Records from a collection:
******

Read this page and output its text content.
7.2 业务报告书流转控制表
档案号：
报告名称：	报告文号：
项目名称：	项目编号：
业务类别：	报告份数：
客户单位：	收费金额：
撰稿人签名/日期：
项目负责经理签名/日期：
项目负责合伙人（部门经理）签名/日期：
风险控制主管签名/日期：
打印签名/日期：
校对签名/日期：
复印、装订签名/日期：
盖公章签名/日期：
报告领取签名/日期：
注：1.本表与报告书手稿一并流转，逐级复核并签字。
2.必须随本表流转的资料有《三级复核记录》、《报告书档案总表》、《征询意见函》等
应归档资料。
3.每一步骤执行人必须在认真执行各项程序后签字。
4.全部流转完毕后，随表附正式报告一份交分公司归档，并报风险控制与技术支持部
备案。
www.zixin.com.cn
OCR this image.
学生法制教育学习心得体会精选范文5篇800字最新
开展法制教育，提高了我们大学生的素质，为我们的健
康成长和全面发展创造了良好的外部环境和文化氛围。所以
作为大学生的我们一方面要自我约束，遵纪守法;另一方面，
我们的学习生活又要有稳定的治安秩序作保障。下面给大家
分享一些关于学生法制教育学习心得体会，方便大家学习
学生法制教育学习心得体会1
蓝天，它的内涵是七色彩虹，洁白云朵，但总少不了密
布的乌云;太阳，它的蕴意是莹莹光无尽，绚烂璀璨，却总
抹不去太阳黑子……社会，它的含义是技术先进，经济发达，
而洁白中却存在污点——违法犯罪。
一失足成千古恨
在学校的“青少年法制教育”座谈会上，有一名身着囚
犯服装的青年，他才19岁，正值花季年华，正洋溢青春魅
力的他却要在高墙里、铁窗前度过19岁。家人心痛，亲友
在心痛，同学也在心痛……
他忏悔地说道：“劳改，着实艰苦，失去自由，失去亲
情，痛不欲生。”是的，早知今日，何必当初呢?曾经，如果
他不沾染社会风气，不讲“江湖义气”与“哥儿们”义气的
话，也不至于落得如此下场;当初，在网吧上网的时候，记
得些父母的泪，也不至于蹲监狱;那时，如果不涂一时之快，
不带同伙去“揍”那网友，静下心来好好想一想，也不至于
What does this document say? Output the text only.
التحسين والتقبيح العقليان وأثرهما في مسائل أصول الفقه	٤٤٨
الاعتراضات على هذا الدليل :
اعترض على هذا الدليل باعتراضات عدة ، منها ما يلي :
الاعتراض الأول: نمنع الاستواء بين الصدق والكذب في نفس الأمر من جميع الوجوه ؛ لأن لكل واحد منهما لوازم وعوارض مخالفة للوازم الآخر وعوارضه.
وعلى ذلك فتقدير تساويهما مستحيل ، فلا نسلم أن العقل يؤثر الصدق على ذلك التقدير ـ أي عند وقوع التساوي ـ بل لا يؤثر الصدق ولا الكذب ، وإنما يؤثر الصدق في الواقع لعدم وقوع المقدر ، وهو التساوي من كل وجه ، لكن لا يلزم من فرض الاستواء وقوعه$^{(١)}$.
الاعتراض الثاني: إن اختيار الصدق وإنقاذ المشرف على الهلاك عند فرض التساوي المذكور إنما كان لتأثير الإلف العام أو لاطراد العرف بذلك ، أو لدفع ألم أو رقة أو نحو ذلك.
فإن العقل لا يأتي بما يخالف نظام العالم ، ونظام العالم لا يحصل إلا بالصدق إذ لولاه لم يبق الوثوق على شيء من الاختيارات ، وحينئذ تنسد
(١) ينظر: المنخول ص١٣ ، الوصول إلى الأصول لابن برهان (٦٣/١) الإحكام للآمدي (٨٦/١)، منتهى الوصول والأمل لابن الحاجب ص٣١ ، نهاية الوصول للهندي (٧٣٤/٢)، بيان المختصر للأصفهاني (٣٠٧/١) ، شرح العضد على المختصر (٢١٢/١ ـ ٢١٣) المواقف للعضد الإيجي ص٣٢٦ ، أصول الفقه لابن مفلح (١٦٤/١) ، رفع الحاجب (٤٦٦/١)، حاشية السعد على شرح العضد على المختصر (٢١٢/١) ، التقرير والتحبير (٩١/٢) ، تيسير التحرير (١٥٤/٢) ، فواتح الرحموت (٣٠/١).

******

Task to complete:
Looking at the records above, work out how many lines include the word "التساوي", then give that number by itself.

Result:
2